• What is required:
Reproduce the items below with each occurrence of "connector-arrow" swapped for "flow-arrow", leaving everything else unchanged.

• Entries shown:
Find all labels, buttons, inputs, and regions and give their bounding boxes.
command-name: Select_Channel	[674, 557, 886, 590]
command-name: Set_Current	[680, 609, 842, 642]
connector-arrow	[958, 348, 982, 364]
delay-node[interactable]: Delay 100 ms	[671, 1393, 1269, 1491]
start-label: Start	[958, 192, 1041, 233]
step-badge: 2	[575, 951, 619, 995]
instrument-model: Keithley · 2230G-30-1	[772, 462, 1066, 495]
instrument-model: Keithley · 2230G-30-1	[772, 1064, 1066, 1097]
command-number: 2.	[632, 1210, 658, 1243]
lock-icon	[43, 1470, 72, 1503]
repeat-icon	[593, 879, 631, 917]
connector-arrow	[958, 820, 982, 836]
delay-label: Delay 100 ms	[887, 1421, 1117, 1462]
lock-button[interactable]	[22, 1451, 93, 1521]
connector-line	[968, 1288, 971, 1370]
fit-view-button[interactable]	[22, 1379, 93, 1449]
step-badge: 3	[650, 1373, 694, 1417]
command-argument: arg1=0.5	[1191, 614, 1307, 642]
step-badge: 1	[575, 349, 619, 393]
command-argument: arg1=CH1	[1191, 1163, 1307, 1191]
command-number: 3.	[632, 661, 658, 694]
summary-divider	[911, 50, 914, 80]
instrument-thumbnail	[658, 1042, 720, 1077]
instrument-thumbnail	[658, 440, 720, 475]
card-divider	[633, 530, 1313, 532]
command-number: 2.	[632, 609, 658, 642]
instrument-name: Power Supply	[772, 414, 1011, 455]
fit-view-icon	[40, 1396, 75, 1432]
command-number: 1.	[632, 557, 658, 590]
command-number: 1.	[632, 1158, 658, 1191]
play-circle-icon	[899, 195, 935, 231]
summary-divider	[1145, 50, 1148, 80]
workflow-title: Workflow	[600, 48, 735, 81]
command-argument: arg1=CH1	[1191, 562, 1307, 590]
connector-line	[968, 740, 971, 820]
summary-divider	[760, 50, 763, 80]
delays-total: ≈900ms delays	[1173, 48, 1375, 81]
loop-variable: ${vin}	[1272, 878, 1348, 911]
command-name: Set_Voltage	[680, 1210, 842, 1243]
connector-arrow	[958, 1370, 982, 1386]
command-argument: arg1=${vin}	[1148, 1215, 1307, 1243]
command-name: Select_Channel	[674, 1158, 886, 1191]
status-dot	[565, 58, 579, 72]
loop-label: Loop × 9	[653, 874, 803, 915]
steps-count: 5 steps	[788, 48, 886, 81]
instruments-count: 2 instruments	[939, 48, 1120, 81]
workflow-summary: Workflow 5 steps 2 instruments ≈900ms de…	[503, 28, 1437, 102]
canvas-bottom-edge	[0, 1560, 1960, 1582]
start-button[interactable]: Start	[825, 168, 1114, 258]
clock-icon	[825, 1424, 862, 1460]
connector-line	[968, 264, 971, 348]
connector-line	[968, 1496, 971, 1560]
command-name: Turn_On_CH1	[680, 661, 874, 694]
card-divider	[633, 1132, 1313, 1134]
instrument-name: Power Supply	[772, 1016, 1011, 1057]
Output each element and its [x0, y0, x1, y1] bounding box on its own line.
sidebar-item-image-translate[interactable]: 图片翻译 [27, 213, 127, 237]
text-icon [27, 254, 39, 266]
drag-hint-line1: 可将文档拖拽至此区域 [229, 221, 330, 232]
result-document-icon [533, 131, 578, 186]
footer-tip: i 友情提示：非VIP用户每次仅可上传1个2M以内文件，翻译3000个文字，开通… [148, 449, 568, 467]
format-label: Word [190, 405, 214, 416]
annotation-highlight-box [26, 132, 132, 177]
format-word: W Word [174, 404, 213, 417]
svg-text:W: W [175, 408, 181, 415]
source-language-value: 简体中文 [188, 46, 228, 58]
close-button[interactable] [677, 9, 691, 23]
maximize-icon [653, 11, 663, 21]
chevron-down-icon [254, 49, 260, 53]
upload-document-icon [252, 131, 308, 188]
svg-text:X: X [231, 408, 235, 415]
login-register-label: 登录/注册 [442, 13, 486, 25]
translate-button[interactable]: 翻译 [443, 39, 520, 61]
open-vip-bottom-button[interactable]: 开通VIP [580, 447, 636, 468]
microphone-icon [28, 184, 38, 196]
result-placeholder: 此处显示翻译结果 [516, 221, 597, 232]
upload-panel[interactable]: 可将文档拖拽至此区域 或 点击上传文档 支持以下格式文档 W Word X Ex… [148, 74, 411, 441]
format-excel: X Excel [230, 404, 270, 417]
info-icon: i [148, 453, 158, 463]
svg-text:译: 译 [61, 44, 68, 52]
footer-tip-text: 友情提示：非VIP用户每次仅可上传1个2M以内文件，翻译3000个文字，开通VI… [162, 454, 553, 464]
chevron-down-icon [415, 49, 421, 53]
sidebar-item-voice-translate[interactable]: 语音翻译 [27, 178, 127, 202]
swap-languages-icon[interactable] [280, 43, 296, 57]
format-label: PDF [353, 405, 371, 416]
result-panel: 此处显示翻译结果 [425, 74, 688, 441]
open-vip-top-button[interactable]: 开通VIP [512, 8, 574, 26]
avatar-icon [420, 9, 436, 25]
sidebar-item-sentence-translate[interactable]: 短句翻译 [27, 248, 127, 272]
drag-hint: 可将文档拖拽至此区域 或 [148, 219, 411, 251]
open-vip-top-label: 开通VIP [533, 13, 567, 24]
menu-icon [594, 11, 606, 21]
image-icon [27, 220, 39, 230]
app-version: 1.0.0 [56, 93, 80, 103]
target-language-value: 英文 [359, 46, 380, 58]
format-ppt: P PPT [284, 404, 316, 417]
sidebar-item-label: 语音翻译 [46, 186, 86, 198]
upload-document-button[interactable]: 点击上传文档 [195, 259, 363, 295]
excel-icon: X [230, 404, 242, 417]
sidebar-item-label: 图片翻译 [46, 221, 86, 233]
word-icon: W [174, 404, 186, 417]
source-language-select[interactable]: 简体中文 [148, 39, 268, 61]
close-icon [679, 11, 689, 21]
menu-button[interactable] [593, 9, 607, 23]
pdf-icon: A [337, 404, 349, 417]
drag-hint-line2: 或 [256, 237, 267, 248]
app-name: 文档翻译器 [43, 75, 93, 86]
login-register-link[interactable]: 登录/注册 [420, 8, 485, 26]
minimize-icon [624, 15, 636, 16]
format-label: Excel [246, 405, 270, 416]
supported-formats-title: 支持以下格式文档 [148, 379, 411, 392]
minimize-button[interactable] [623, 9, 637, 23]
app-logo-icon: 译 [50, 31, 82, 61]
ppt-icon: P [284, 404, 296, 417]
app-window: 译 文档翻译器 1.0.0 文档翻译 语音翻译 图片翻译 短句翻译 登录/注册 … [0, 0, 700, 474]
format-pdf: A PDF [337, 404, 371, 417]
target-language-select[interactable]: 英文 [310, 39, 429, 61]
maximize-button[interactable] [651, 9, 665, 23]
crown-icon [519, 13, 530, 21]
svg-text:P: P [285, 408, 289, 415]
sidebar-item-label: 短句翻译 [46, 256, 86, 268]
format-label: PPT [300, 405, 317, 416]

• Reply to the task:
Find all labels, buttons, inputs, and regions and give their bounding boxes.
command-name: Select_Channel	[674, 557, 886, 590]
command-name: Set_Current	[680, 609, 842, 642]
flow-arrow	[958, 348, 982, 364]
delay-node[interactable]: Delay 100 ms	[671, 1393, 1269, 1491]
start-label: Start	[958, 192, 1041, 233]
step-badge: 2	[575, 951, 619, 995]
instrument-model: Keithley · 2230G-30-1	[772, 462, 1066, 495]
instrument-model: Keithley · 2230G-30-1	[772, 1064, 1066, 1097]
command-number: 2.	[632, 1210, 658, 1243]
lock-icon	[43, 1470, 72, 1503]
repeat-icon	[593, 879, 631, 917]
flow-arrow	[958, 820, 982, 836]
delay-label: Delay 100 ms	[887, 1421, 1117, 1462]
lock-button[interactable]	[22, 1451, 93, 1521]
connector-line	[968, 1288, 971, 1370]
fit-view-button[interactable]	[22, 1379, 93, 1449]
step-badge: 3	[650, 1373, 694, 1417]
command-argument: arg1=0.5	[1191, 614, 1307, 642]
step-badge: 1	[575, 349, 619, 393]
command-argument: arg1=CH1	[1191, 1163, 1307, 1191]
command-number: 3.	[632, 661, 658, 694]
summary-divider	[911, 50, 914, 80]
instrument-thumbnail	[658, 1042, 720, 1077]
instrument-thumbnail	[658, 440, 720, 475]
card-divider	[633, 530, 1313, 532]
command-number: 2.	[632, 609, 658, 642]
instrument-name: Power Supply	[772, 414, 1011, 455]
fit-view-icon	[40, 1396, 75, 1432]
command-number: 1.	[632, 557, 658, 590]
command-number: 1.	[632, 1158, 658, 1191]
play-circle-icon	[899, 195, 935, 231]
summary-divider	[1145, 50, 1148, 80]
workflow-title: Workflow	[600, 48, 735, 81]
command-argument: arg1=CH1	[1191, 562, 1307, 590]
connector-line	[968, 740, 971, 820]
summary-divider	[760, 50, 763, 80]
delays-total: ≈900ms delays	[1173, 48, 1375, 81]
loop-variable: ${vin}	[1272, 878, 1348, 911]
command-name: Set_Voltage	[680, 1210, 842, 1243]
flow-arrow	[958, 1370, 982, 1386]
command-argument: arg1=${vin}	[1148, 1215, 1307, 1243]
command-name: Select_Channel	[674, 1158, 886, 1191]
status-dot	[565, 58, 579, 72]
loop-label: Loop × 9	[653, 874, 803, 915]
steps-count: 5 steps	[788, 48, 886, 81]
instruments-count: 2 instruments	[939, 48, 1120, 81]
workflow-summary: Workflow 5 steps 2 instruments ≈900ms de…	[503, 28, 1437, 102]
canvas-bottom-edge	[0, 1560, 1960, 1582]
start-button[interactable]: Start	[825, 168, 1114, 258]
clock-icon	[825, 1424, 862, 1460]
connector-line	[968, 264, 971, 348]
connector-line	[968, 1496, 971, 1560]
command-name: Turn_On_CH1	[680, 661, 874, 694]
card-divider	[633, 1132, 1313, 1134]
instrument-name: Power Supply	[772, 1016, 1011, 1057]
Output each element and its [x0, y0, x1, y1] bounding box on its own line.
sidebar-item-image-translate[interactable]: 图片翻译 [27, 213, 127, 237]
text-icon [27, 254, 39, 266]
drag-hint-line1: 可将文档拖拽至此区域 [229, 221, 330, 232]
result-document-icon [533, 131, 578, 186]
footer-tip: i 友情提示：非VIP用户每次仅可上传1个2M以内文件，翻译3000个文字，开通… [148, 449, 568, 467]
format-label: Word [190, 405, 214, 416]
annotation-highlight-box [26, 132, 132, 177]
format-word: W Word [174, 404, 213, 417]
svg-text:W: W [175, 408, 181, 415]
source-language-value: 简体中文 [188, 46, 228, 58]
close-button[interactable] [677, 9, 691, 23]
maximize-icon [653, 11, 663, 21]
chevron-down-icon [254, 49, 260, 53]
upload-document-icon [252, 131, 308, 188]
svg-text:X: X [231, 408, 235, 415]
login-register-label: 登录/注册 [442, 13, 486, 25]
translate-button[interactable]: 翻译 [443, 39, 520, 61]
open-vip-bottom-button[interactable]: 开通VIP [580, 447, 636, 468]
microphone-icon [28, 184, 38, 196]
result-placeholder: 此处显示翻译结果 [516, 221, 597, 232]
upload-panel[interactable]: 可将文档拖拽至此区域 或 点击上传文档 支持以下格式文档 W Word X Ex… [148, 74, 411, 441]
format-excel: X Excel [230, 404, 270, 417]
info-icon: i [148, 453, 158, 463]
svg-text:译: 译 [61, 44, 68, 52]
footer-tip-text: 友情提示：非VIP用户每次仅可上传1个2M以内文件，翻译3000个文字，开通VI… [162, 454, 553, 464]
chevron-down-icon [415, 49, 421, 53]
sidebar-item-voice-translate[interactable]: 语音翻译 [27, 178, 127, 202]
swap-languages-icon[interactable] [280, 43, 296, 57]
format-label: PDF [353, 405, 371, 416]
result-panel: 此处显示翻译结果 [425, 74, 688, 441]
open-vip-top-button[interactable]: 开通VIP [512, 8, 574, 26]
avatar-icon [420, 9, 436, 25]
sidebar-item-sentence-translate[interactable]: 短句翻译 [27, 248, 127, 272]
drag-hint: 可将文档拖拽至此区域 或 [148, 219, 411, 251]
open-vip-top-label: 开通VIP [533, 13, 567, 24]
menu-icon [594, 11, 606, 21]
image-icon [27, 220, 39, 230]
app-version: 1.0.0 [56, 93, 80, 103]
target-language-value: 英文 [359, 46, 380, 58]
format-ppt: P PPT [284, 404, 316, 417]
sidebar-item-label: 语音翻译 [46, 186, 86, 198]
upload-document-button[interactable]: 点击上传文档 [195, 259, 363, 295]
excel-icon: X [230, 404, 242, 417]
sidebar-item-label: 图片翻译 [46, 221, 86, 233]
word-icon: W [174, 404, 186, 417]
source-language-select[interactable]: 简体中文 [148, 39, 268, 61]
close-icon [679, 11, 689, 21]
menu-button[interactable] [593, 9, 607, 23]
pdf-icon: A [337, 404, 349, 417]
drag-hint-line2: 或 [256, 237, 267, 248]
app-name: 文档翻译器 [43, 75, 93, 86]
login-register-link[interactable]: 登录/注册 [420, 8, 485, 26]
minimize-icon [624, 15, 636, 16]
format-label: Excel [246, 405, 270, 416]
supported-formats-title: 支持以下格式文档 [148, 379, 411, 392]
minimize-button[interactable] [623, 9, 637, 23]
app-logo-icon: 译 [50, 31, 82, 61]
ppt-icon: P [284, 404, 296, 417]
app-window: 译 文档翻译器 1.0.0 文档翻译 语音翻译 图片翻译 短句翻译 登录/注册 … [0, 0, 700, 474]
format-pdf: A PDF [337, 404, 371, 417]
target-language-select[interactable]: 英文 [310, 39, 429, 61]
maximize-button[interactable] [651, 9, 665, 23]
crown-icon [519, 13, 530, 21]
svg-text:P: P [285, 408, 289, 415]
sidebar-item-label: 短句翻译 [46, 256, 86, 268]
format-label: PPT [300, 405, 317, 416]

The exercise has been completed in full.